Locate the word "annak" in the data below, then copy every line that holds it.
***** Entries supplied *****
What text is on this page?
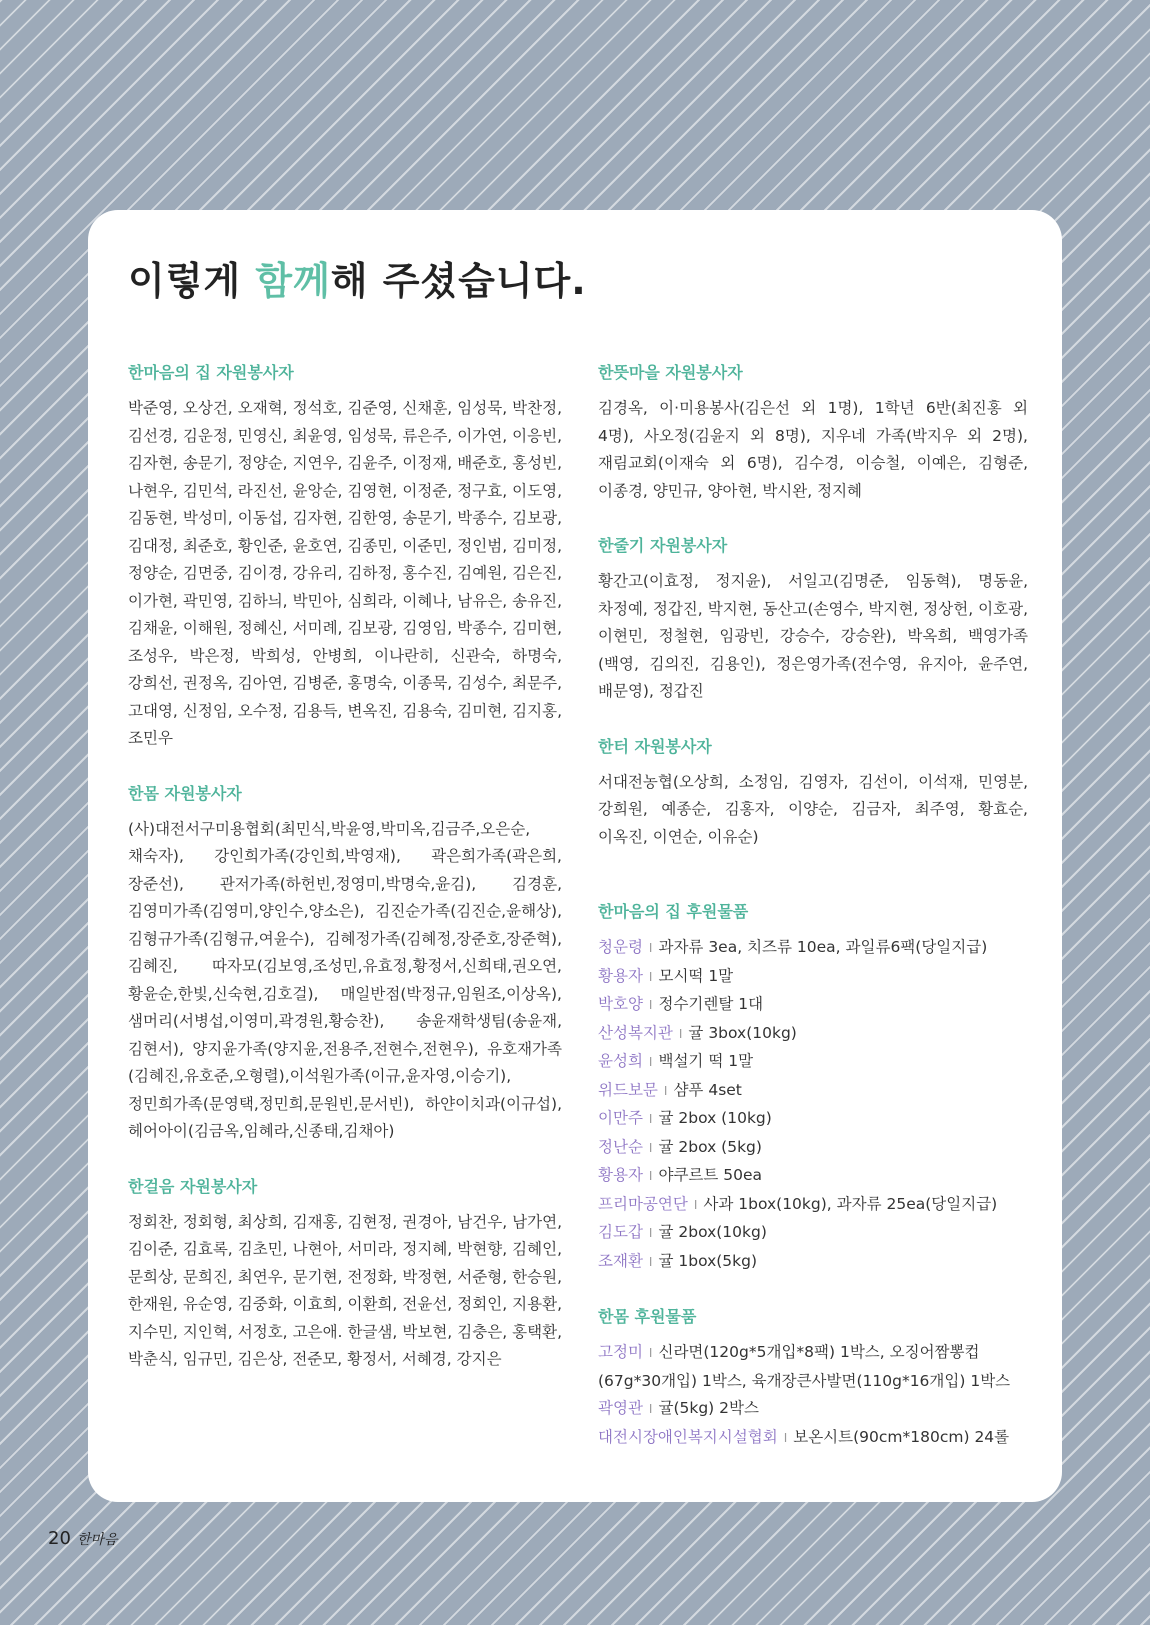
이렇게 함께해 주셨습니다.
한마음의 집 자원봉사자

박준영, 오상건, 오재혁, 정석호, 김준영, 신채훈, 임성묵, 박찬정, 김선경, 김운정, 민영신, 최윤영, 임성묵, 류은주, 이가연, 이응빈, 김자현, 송문기, 정양순, 지연우, 김윤주, 이정재, 배준호, 홍성빈, 나현우, 김민석, 라진선, 윤앙순, 김영현, 이정준, 정구효, 이도영, 김동현, 박성미, 이동섭, 김자현, 김한영, 송문기, 박종수, 김보광, 김대정, 최준호, 황인준, 윤호연, 김종민, 이준민, 정인범, 김미정, 정양순, 김면중, 김이경, 강유리, 김하정, 홍수진, 김예원, 김은진, 이가현, 곽민영, 김하늬, 박민아, 심희라, 이혜나, 남유은, 송유진, 김채윤, 이해원, 정혜신, 서미례, 김보광, 김영임, 박종수, 김미현, 조성우, 박은정, 박희성, 안병희, 이나란히, 신관숙, 하명숙, 강희선, 권정옥, 김아연, 김병준, 홍명숙, 이종묵, 김성수, 최문주, 고대영, 신정임, 오수정, 김용득, 변옥진, 김용숙, 김미현, 김지홍, 조민우

한몸 자원봉사자

(사)대전서구미용협회(최민식,박윤영,박미옥,김금주,오은순,채숙자), 강인희가족(강인희,박영재), 곽은희가족(곽은희,장준선), 관저가족(하헌빈,정영미,박명숙,윤김), 김경훈, 김영미가족(김영미,양인수,양소은), 김진순가족(김진순,윤해상), 김형규가족(김형규,여윤수), 김혜정가족(김혜정,장준호,장준혁), 김혜진, 따자모(김보영,조성민,유효정,황정서,신희태,권오연,황윤순,한빛,신숙현,김호걸), 매일반점(박정규,임원조,이상옥), 샘머리(서병섭,이영미,곽경원,황승찬), 송윤재학생팀(송윤재,김현서), 양지윤가족(양지윤,전용주,전현수,전현우), 유호재가족(김혜진,유호준,오형렬),이석원가족(이규,윤자영,이승기), 정민희가족(문영택,정민희,문원빈,문서빈), 하얀이치과(이규섭), 헤어아이(김금옥,임혜라,신종태,김채아)

한걸음 자원봉사자

정회찬, 정회형, 최상희, 김재홍, 김현정, 권경아, 남건우, 남가연, 김이준, 김효록, 김초민, 나현아, 서미라, 정지혜, 박현향, 김혜인, 문희상, 문희진, 최연우, 문기현, 전정화, 박정현, 서준형, 한승원, 한재원, 유순영, 김중화, 이효희, 이환희, 전윤선, 정회인, 지용환, 지수민, 지인혁, 서정호, 고은애. 한글샘, 박보현, 김충은, 홍택환, 박춘식, 임규민, 김은상, 전준모, 황정서, 서혜경, 강지은

한뜻마을 자원봉사자

김경옥, 이·미용봉사(김은선 외 1명), 1학년 6반(최진홍 외 4명), 사오정(김윤지 외 8명), 지우네 가족(박지우 외 2명), 재림교회(이재숙 외 6명), 김수경, 이승철, 이예은, 김형준, 이종경, 양민규, 양아현, 박시완, 정지혜

한줄기 자원봉사자

황간고(이효정, 정지윤), 서일고(김명준, 임동혁), 명동윤, 차정예, 정갑진, 박지현, 동산고(손영수, 박지현, 정상헌, 이호광, 이현민, 정철현, 임광빈, 강승수, 강승완), 박옥희, 백영가족(백영, 김의진, 김용인), 정은영가족(전수영, 유지아, 윤주연, 배문영), 정갑진

한터 자원봉사자

서대전농협(오상희, 소정임, 김영자, 김선이, 이석재, 민영분, 강희원, 예종순, 김홍자, 이양순, 김금자, 최주영, 황효순, 이옥진, 이연순, 이유순)

한마음의 집 후원물품
청운령 I 과자류 3ea, 치즈류 10ea, 과일류6팩(당일지급)
황용자 I 모시떡 1말
박호양 I 정수기렌탈 1대
산성복지관 I 귤 3box(10kg)
윤성희 I 백설기 떡 1말
위드보문 I 샴푸 4set
이만주 I 귤 2box (10kg)
정난순 I 귤 2box (5kg)
황용자 I 야쿠르트 50ea
프리마공연단 I 사과 1box(10kg), 과자류 25ea(당일지급)
김도갑 I 귤 2box(10kg)
조재환 I 귤 1box(5kg)
한몸 후원물품
고정미 I 신라면(120g*5개입*8팩) 1박스, 오징어짬뽕컵(67g*30개입) 1박스, 육개장큰사발면(110g*16개입) 1박스
곽영관 I 귤(5kg) 2박스
대전시장애인복지시설협회 I 보온시트(90cm*180cm) 24롤
20 한마음
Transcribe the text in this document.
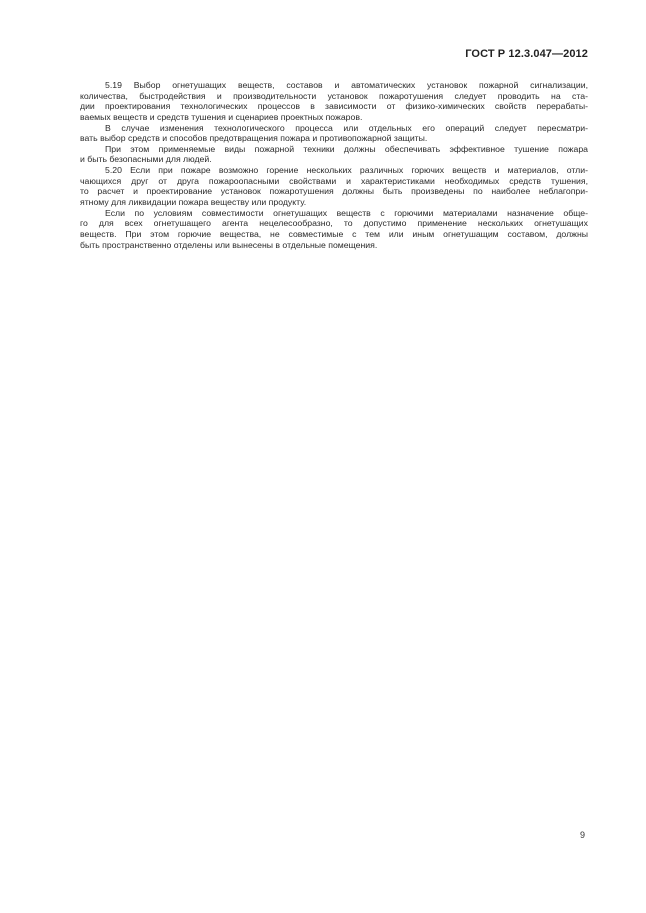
ГОСТ Р 12.3.047—2012
5.19 Выбор огнетушащих веществ, составов и автоматических установок пожарной сигнализации,
количества, быстродействия и производительности установок пожаротушения следует проводить на ста-
дии проектирования технологических процессов в зависимости от физико-химических свойств перерабаты-
ваемых веществ и средств тушения и сценариев проектных пожаров.
В случае изменения технологического процесса или отдельных его операций следует пересматри-
вать выбор средств и способов предотвращения пожара и противопожарной защиты.
При этом применяемые виды пожарной техники должны обеспечивать эффективное тушение пожара
и быть безопасными для людей.
5.20 Если при пожаре возможно горение нескольких различных горючих веществ и материалов, отли-
чающихся друг от друга пожароопасными свойствами и характеристиками необходимых средств тушения,
то расчет и проектирование установок пожаротушения должны быть произведены по наиболее неблагопри-
ятному для ликвидации пожара веществу или продукту.
Если по условиям совместимости огнетушащих веществ с горючими материалами назначение обще-
го для всех огнетушащего агента нецелесообразно, то допустимо применение нескольких огнетушащих
веществ. При этом горючие вещества, не совместимые с тем или иным огнетушащим составом, должны
быть пространственно отделены или вынесены в отдельные помещения.
9
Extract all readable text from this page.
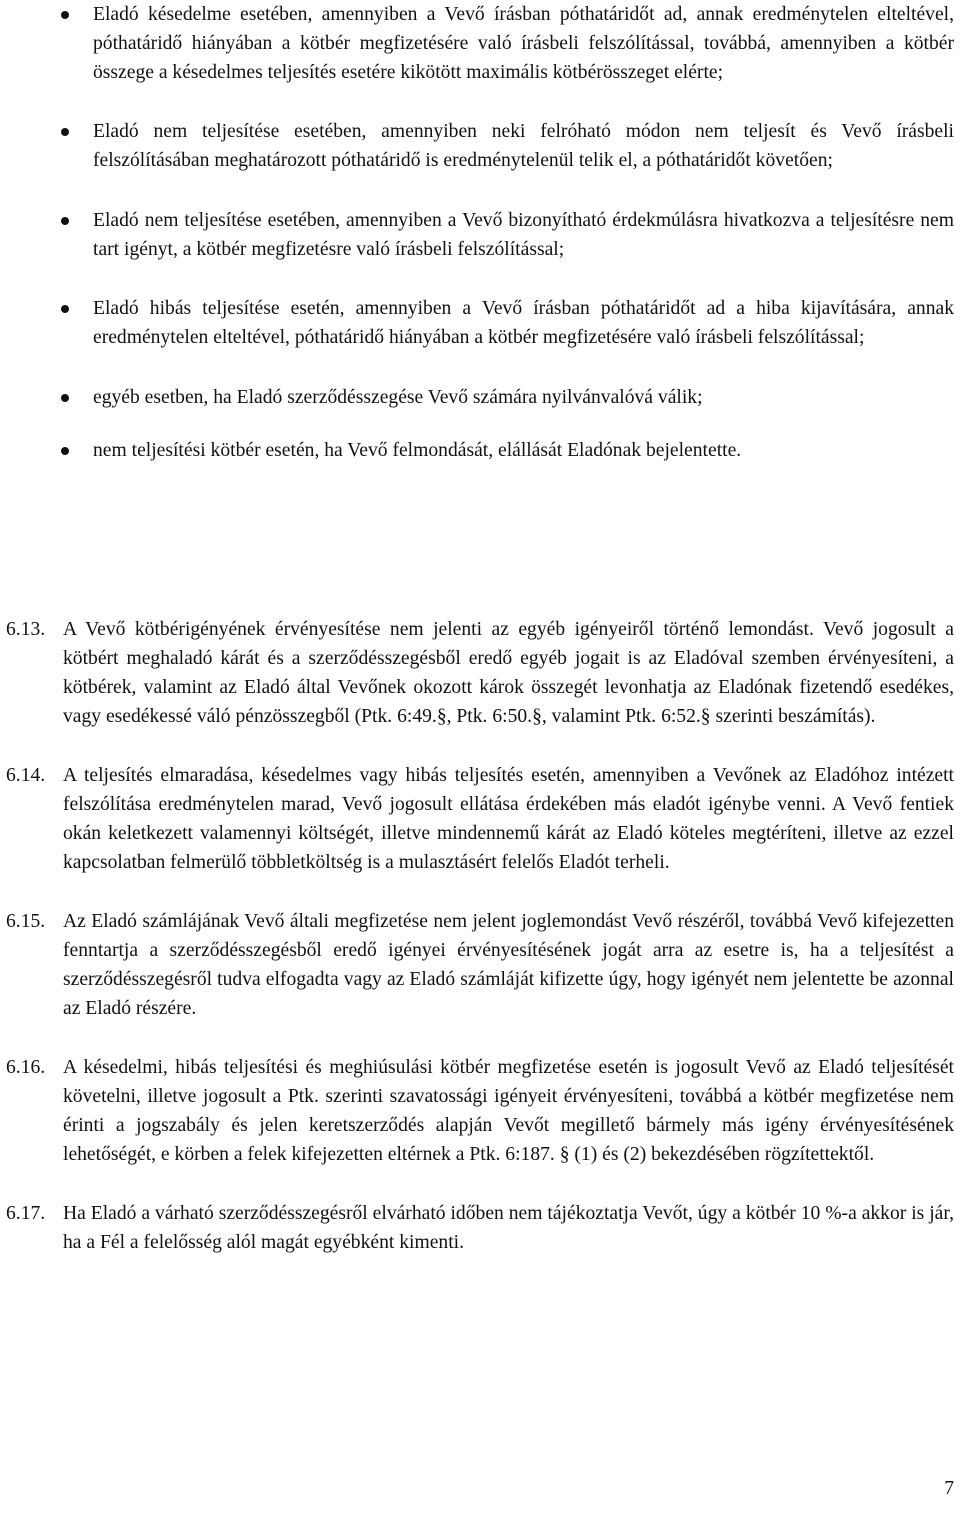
Eladó késedelme esetében, amennyiben a Vevő írásban póthatáridőt ad, annak eredménytelen elteltével, póthatáridő hiányában a kötbér megfizetésére való írásbeli felszólítással, továbbá, amennyiben a kötbér összege a késedelmes teljesítés esetére kikötött maximális kötbérösszeget elérte;
Eladó nem teljesítése esetében, amennyiben neki felróható módon nem teljesít és Vevő írásbeli felszólításában meghatározott póthatáridő is eredménytelenül telik el, a póthatáridőt követően;
Eladó nem teljesítése esetében, amennyiben a Vevő bizonyítható érdekmúlásra hivatkozva a teljesítésre nem tart igényt, a kötbér megfizetésre való írásbeli felszólítással;
Eladó hibás teljesítése esetén, amennyiben a Vevő írásban póthatáridőt ad a hiba kijavítására, annak eredménytelen elteltével, póthatáridő hiányában a kötbér megfizetésére való írásbeli felszólítással;
egyéb esetben, ha Eladó szerződésszegése Vevő számára nyilvánvalóvá válik;
nem teljesítési kötbér esetén, ha Vevő felmondását, elállását Eladónak bejelentette.
6.13. A Vevő kötbérigényének érvényesítése nem jelenti az egyéb igényeiről történő lemondást. Vevő jogosult a kötbért meghaladó kárát és a szerződésszegésből eredő egyéb jogait is az Eladóval szemben érvényesíteni, a kötbérek, valamint az Eladó által Vevőnek okozott károk összegét levonhatja az Eladónak fizetendő esedékes, vagy esedékessé váló pénzösszegből (Ptk. 6:49.§, Ptk. 6:50.§, valamint Ptk. 6:52.§ szerinti beszámítás).
6.14. A teljesítés elmaradása, késedelmes vagy hibás teljesítés esetén, amennyiben a Vevőnek az Eladóhoz intézett felszólítása eredménytelen marad, Vevő jogosult ellátása érdekében más eladót igénybe venni. A Vevő fentiek okán keletkezett valamennyi költségét, illetve mindennemű kárát az Eladó köteles megtéríteni, illetve az ezzel kapcsolatban felmerülő többletköltség is a mulasztásért felelős Eladót terheli.
6.15. Az Eladó számlájának Vevő általi megfizetése nem jelent joglemondást Vevő részéről, továbbá Vevő kifejezetten fenntartja a szerződésszegésből eredő igényei érvényesítésének jogát arra az esetre is, ha a teljesítést a szerződésszegésről tudva elfogadta vagy az Eladó számláját kifizette úgy, hogy igényét nem jelentette be azonnal az Eladó részére.
6.16. A késedelmi, hibás teljesítési és meghiúsulási kötbér megfizetése esetén is jogosult Vevő az Eladó teljesítését követelni, illetve jogosult a Ptk. szerinti szavatossági igényeit érvényesíteni, továbbá a kötbér megfizetése nem érinti a jogszabály és jelen keretszerződés alapján Vevőt megillető bármely más igény érvényesítésének lehetőségét, e körben a felek kifejezetten eltérnek a Ptk. 6:187. § (1) és (2) bekezdésében rögzítettektől.
6.17. Ha Eladó a várható szerződésszegésről elvárható időben nem tájékoztatja Vevőt, úgy a kötbér 10 %-a akkor is jár, ha a Fél a felelősség alól magát egyébként kimenti.
7
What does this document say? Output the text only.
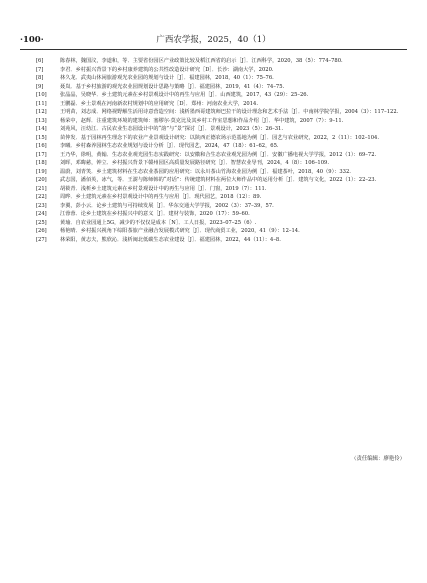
·100·	广西农学报，2025，40（1）

[6]	陈春林，魏国汶，李道和，等．主要省份园区产业政策比较及稻江西省的启示［J］．江西科学，2020，38（5）：774–780.

[7]	李君．乡村振兴背景下的乡村康养建筑的公共性改造设计研究［D］．长沙：湖南大学，2020.

[8]	林久龙．武夷山休闲旅游观光农业园的规划与设计［J］．福建园林，2018，40（1）：75–76.

[9]	聂岚．基于乡村旅游的观光农业园规划设计思路与策略［J］．福建园林，2019，41（4）：74–75.

[10]	张晶晶，吴晓华．乡土建筑元素在乡村景观设计中的再生与应用［J］．山西建筑，2017，43（29）：25–26.

[11]	王鹏磊．乡土景观在河南新农村规划中的应用研究［D］．郑州：河南农业大学，2014.

[12]	王明苗，刘志成．网络视野解生活用诗意营造空间：浅析墨西哥建筑师巴拉干的设计理念和艺术手法［J］．中南林学院学报，2004（3）：117–122.

[13]	杨荣中，赵辉．注重建筑环境的建筑师：塞缪尔·莫克比及其乡村工作室思想和作品介绍［J］．华中建筑，2007（7）：9–11.

[14]	刘苑风，汪幼江．古民农业生态园设计中的“韵”与“景”探讨［J］．景观设计，2023（5）：26–31.

[15]	苗仲发．基于园林再生理念下的农业产业景观设计研究：以陕西正德农场示范基地为例［J］．园艺与农业研究，2022，2（11）：102–104.

[16]	李曦．乡村森养园林生态农业规划与设计分析［J］．现代园艺，2024，47（18）：61–62，65.

[17]	王乃华，徐明，黄翰．生态农业观光园生态实践研究：以安徽和合生态农业观光园为例［J］．安徽广播电视大学学报，2012（1）：69–72.

[18]	刘晖，邓晦慈，钟立．乡村振兴背景下赣州园区高质量发展路径研究［J］．智慧农业导刊，2024，4（8）：106–109.

[19]	温蔚，刘青笑．乡土建筑材料在生态农业茶园的应用研究：以永川茶山竹海农业园为例［J］．福建茶叶，2018，40（9）：332.

[20]	武志国，潘佰英，冰气，等．王澍与陈师韩的“对话”：传统建筑材料在两位大师作品中的运用分析［J］．建筑与文化，2022（1）：22–23.

[21]	胡筱青．浅析乡土建筑元素在乡村景观设计中的再生与应用［J］．门窗，2019（7）：111.

[22]	周晔．乡土建筑元素在乡村景观设计中的再生与应用［J］．现代园艺，2018（12）：89.

[23]	李翼，彭小云．论乡土建筑与可持续发展［J］．华东交通大学学报，2002（3）：37–39，57.

[24]	江蓉蓉．论乡土建筑在乡村振兴中的意义［J］．建材与装饰，2020（17）：59–60.

[25]	黄瑜．自农业园通上5G，减少的不仅仅是成本［N］．工人日报，2023–07–25（6）.

[26]	杨艳晴．乡村振兴视角下综阳茶旅产业融合发展模式研究［J］．现代商贸工业，2020，41（9）：12–14.

[27]	林荣阳，黄志夫，熊欣沁．浅析闽北低碳生态农业建设［J］．福建园林，2022，44（11）：4–8.

（责任编辑：廖艳伶）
*****
- **Written reply**
Eladó késedelme esetében, amennyiben a Vevő írásban póthatáridőt ad, annak eredménytelen elteltével, póthatáridő hiányában a kötbér megfizetésére való írásbeli felszólítással, továbbá, amennyiben a kötbér összege a késedelmes teljesítés esetére kikötött maximális kötbérösszeget elérte;
Eladó hibás teljesítése esetén, amennyiben a Vevő írásban póthatáridőt ad a hiba kijavítására, annak eredménytelen elteltével, póthatáridő hiányában a kötbér megfizetésére való írásbeli felszólítással;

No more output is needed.